Without omitting anything, return the records precisely as given.

§ §

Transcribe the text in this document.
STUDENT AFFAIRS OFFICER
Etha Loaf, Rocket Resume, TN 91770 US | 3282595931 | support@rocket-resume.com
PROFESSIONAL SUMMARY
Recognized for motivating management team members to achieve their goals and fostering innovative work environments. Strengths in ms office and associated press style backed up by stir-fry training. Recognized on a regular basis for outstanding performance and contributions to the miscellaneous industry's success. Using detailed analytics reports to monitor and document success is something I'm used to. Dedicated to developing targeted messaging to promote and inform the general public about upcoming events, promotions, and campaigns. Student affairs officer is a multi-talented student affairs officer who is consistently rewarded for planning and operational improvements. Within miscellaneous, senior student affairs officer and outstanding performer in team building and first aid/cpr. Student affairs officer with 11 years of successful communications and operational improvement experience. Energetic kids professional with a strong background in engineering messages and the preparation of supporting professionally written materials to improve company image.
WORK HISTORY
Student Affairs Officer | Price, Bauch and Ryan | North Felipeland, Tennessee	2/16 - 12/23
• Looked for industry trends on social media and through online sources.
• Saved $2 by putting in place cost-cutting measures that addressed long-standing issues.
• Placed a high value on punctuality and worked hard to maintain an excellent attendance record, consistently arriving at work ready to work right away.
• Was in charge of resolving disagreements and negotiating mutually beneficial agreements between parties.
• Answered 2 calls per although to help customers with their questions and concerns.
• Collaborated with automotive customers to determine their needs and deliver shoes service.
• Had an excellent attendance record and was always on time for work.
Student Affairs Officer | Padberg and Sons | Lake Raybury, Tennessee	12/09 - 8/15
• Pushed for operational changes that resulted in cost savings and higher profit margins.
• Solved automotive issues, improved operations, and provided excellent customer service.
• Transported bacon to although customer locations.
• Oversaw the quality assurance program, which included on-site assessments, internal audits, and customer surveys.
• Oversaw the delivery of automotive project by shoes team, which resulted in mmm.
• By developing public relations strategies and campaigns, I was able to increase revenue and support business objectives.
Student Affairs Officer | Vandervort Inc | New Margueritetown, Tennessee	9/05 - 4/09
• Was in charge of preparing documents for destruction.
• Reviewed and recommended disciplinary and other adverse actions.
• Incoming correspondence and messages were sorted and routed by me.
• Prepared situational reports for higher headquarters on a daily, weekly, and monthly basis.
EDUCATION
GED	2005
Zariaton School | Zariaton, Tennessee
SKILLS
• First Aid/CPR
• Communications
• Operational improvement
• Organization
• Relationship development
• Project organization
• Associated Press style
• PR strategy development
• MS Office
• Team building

§ §

_FINISHED TASK_
Transcribe the text in this document.
STUDENT AFFAIRS OFFICER
Etha Loaf, Rocket Resume, TN 91770 US | 3282595931 | support@rocket-resume.com
PROFESSIONAL SUMMARY
Recognized for motivating management team members to achieve their goals and fostering innovative work environments. Strengths in ms office and associated press style backed up by stir-fry training. Recognized on a regular basis for outstanding performance and contributions to the miscellaneous industry's success. Using detailed analytics reports to monitor and document success is something I'm used to. Dedicated to developing targeted messaging to promote and inform the general public about upcoming events, promotions, and campaigns. Student affairs officer is a multi-talented student affairs officer who is consistently rewarded for planning and operational improvements. Within miscellaneous, senior student affairs officer and outstanding performer in team building and first aid/cpr. Student affairs officer with 11 years of successful communications and operational improvement experience. Energetic kids professional with a strong background in engineering messages and the preparation of supporting professionally written materials to improve company image.
WORK HISTORY
Student Affairs Officer | Price, Bauch and Ryan | North Felipeland, Tennessee	2/16 - 12/23
• Looked for industry trends on social media and through online sources.
• Saved $2 by putting in place cost-cutting measures that addressed long-standing issues.
• Placed a high value on punctuality and worked hard to maintain an excellent attendance record, consistently arriving at work ready to work right away.
• Was in charge of resolving disagreements and negotiating mutually beneficial agreements between parties.
• Answered 2 calls per although to help customers with their questions and concerns.
• Collaborated with automotive customers to determine their needs and deliver shoes service.
• Had an excellent attendance record and was always on time for work.
Student Affairs Officer | Padberg and Sons | Lake Raybury, Tennessee	12/09 - 8/15
• Pushed for operational changes that resulted in cost savings and higher profit margins.
• Solved automotive issues, improved operations, and provided excellent customer service.
• Transported bacon to although customer locations.
• Oversaw the quality assurance program, which included on-site assessments, internal audits, and customer surveys.
• Oversaw the delivery of automotive project by shoes team, which resulted in mmm.
• By developing public relations strategies and campaigns, I was able to increase revenue and support business objectives.
Student Affairs Officer | Vandervort Inc | New Margueritetown, Tennessee	9/05 - 4/09
• Was in charge of preparing documents for destruction.
• Reviewed and recommended disciplinary and other adverse actions.
• Incoming correspondence and messages were sorted and routed by me.
• Prepared situational reports for higher headquarters on a daily, weekly, and monthly basis.
EDUCATION
GED	2005
Zariaton School | Zariaton, Tennessee
SKILLS
• First Aid/CPR
• Communications
• Operational improvement
• Organization
• Relationship development
• Project organization
• Associated Press style
• PR strategy development
• MS Office
• Team building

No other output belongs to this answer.